Write each line out again exactly as written.

Stored dataset items ::
------------------------------------------------

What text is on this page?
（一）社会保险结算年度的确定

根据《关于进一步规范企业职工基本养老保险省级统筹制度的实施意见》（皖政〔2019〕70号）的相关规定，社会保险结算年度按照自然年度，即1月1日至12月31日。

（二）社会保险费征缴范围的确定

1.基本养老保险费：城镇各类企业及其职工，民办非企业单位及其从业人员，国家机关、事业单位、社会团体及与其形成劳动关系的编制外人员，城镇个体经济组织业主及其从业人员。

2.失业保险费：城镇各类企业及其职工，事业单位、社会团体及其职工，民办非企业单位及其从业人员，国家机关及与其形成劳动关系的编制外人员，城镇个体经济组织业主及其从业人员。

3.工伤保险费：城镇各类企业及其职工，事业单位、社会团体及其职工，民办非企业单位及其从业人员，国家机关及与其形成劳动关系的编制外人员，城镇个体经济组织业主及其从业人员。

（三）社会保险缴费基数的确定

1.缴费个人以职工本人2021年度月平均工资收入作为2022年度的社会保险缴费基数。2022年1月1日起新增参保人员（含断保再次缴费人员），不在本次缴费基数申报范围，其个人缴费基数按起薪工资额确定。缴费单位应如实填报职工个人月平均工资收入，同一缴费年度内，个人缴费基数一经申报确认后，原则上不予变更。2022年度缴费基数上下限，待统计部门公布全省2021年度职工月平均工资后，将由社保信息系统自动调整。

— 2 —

------------------------------------------------

TASK SOLUTION ::
What text is on this page?
（一）社会保险结算年度的确定

根据《关于进一步规范企业职工基本养老保险省级统筹制度的实施意见》（皖政〔2019〕70号）的相关规定，社会保险结算年度按照自然年度，即1月1日至12月31日。

（二）社会保险费征缴范围的确定

1.基本养老保险费：城镇各类企业及其职工，民办非企业单位及其从业人员，国家机关、事业单位、社会团体及与其形成劳动关系的编制外人员，城镇个体经济组织业主及其从业人员。

2.失业保险费：城镇各类企业及其职工，事业单位、社会团体及其职工，民办非企业单位及其从业人员，国家机关及与其形成劳动关系的编制外人员，城镇个体经济组织业主及其从业人员。

3.工伤保险费：城镇各类企业及其职工，事业单位、社会团体及其职工，民办非企业单位及其从业人员，国家机关及与其形成劳动关系的编制外人员，城镇个体经济组织业主及其从业人员。

（三）社会保险缴费基数的确定

1.缴费个人以职工本人2021年度月平均工资收入作为2022年度的社会保险缴费基数。2022年1月1日起新增参保人员（含断保再次缴费人员），不在本次缴费基数申报范围，其个人缴费基数按起薪工资额确定。缴费单位应如实填报职工个人月平均工资收入，同一缴费年度内，个人缴费基数一经申报确认后，原则上不予变更。2022年度缴费基数上下限，待统计部门公布全省2021年度职工月平均工资后，将由社保信息系统自动调整。

— 2 —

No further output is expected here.